• [REQUIRED TASK] Each record below should be repeated precisely as written.

*** DATA ENTRIES

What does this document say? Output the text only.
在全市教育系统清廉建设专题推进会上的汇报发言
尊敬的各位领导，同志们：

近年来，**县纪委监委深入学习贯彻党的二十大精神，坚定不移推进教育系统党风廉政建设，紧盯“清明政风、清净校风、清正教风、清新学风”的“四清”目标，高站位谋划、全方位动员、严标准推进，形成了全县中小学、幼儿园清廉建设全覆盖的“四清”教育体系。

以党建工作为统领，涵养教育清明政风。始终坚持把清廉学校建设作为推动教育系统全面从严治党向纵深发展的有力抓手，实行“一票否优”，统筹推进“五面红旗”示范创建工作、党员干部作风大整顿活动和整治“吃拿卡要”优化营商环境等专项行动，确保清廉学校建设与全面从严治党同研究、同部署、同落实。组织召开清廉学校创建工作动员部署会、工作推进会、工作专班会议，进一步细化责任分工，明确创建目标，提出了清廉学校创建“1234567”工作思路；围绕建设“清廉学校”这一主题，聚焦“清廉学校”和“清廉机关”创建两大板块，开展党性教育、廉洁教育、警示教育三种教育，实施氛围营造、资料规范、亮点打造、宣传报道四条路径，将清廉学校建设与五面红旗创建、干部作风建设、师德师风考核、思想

******

• [THE RESULT]
What does this document say? Output the text only.
在全市教育系统清廉建设专题推进会上的汇报发言
尊敬的各位领导，同志们：

近年来，**县纪委监委深入学习贯彻党的二十大精神，坚定不移推进教育系统党风廉政建设，紧盯“清明政风、清净校风、清正教风、清新学风”的“四清”目标，高站位谋划、全方位动员、严标准推进，形成了全县中小学、幼儿园清廉建设全覆盖的“四清”教育体系。

以党建工作为统领，涵养教育清明政风。始终坚持把清廉学校建设作为推动教育系统全面从严治党向纵深发展的有力抓手，实行“一票否优”，统筹推进“五面红旗”示范创建工作、党员干部作风大整顿活动和整治“吃拿卡要”优化营商环境等专项行动，确保清廉学校建设与全面从严治党同研究、同部署、同落实。组织召开清廉学校创建工作动员部署会、工作推进会、工作专班会议，进一步细化责任分工，明确创建目标，提出了清廉学校创建“1234567”工作思路；围绕建设“清廉学校”这一主题，聚焦“清廉学校”和“清廉机关”创建两大板块，开展党性教育、廉洁教育、警示教育三种教育，实施氛围营造、资料规范、亮点打造、宣传报道四条路径，将清廉学校建设与五面红旗创建、干部作风建设、师德师风考核、思想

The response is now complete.